- _INSTRUCTIONS FOR THE TASK_
Copy each line below that includes "behandling".

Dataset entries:
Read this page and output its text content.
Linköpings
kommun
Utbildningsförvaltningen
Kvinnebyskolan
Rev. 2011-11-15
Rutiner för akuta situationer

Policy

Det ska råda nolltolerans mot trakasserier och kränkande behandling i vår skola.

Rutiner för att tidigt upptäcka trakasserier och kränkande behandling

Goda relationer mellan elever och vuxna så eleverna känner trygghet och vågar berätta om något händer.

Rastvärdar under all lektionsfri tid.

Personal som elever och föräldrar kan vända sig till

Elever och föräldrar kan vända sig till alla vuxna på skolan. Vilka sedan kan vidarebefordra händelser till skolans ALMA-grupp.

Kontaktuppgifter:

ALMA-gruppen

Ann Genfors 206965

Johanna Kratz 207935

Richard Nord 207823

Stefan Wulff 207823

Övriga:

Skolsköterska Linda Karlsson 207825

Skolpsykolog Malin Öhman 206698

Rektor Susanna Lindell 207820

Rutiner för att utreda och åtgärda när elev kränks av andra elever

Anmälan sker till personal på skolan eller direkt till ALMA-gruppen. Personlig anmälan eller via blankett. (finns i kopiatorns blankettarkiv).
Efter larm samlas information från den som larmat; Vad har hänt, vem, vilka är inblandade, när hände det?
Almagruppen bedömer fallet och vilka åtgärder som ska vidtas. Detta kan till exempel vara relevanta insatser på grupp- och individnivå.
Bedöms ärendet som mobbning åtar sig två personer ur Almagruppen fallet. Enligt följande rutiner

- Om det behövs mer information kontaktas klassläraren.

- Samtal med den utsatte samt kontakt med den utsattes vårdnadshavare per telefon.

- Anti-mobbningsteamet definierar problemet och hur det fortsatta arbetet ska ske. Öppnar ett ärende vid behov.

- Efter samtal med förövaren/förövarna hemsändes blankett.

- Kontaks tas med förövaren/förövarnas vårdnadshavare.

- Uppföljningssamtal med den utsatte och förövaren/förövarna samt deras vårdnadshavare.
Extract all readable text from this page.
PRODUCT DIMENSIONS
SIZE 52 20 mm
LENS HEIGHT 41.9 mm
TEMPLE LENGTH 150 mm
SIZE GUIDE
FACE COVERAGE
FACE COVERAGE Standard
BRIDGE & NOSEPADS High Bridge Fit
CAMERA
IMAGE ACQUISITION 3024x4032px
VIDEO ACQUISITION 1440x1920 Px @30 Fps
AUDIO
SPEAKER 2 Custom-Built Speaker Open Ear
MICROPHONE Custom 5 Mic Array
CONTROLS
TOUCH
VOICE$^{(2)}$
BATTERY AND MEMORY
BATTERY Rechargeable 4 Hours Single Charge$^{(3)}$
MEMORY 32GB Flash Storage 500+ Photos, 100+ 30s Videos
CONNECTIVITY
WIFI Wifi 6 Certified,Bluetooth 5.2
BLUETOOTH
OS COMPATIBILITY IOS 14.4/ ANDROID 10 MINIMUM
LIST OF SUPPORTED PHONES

- _SOLUTION TO THIS TASK_
Det ska råda nolltolerans mot trakasserier och kränkande behandling i vår skola.
Rutiner för att tidigt upptäcka trakasserier och kränkande behandling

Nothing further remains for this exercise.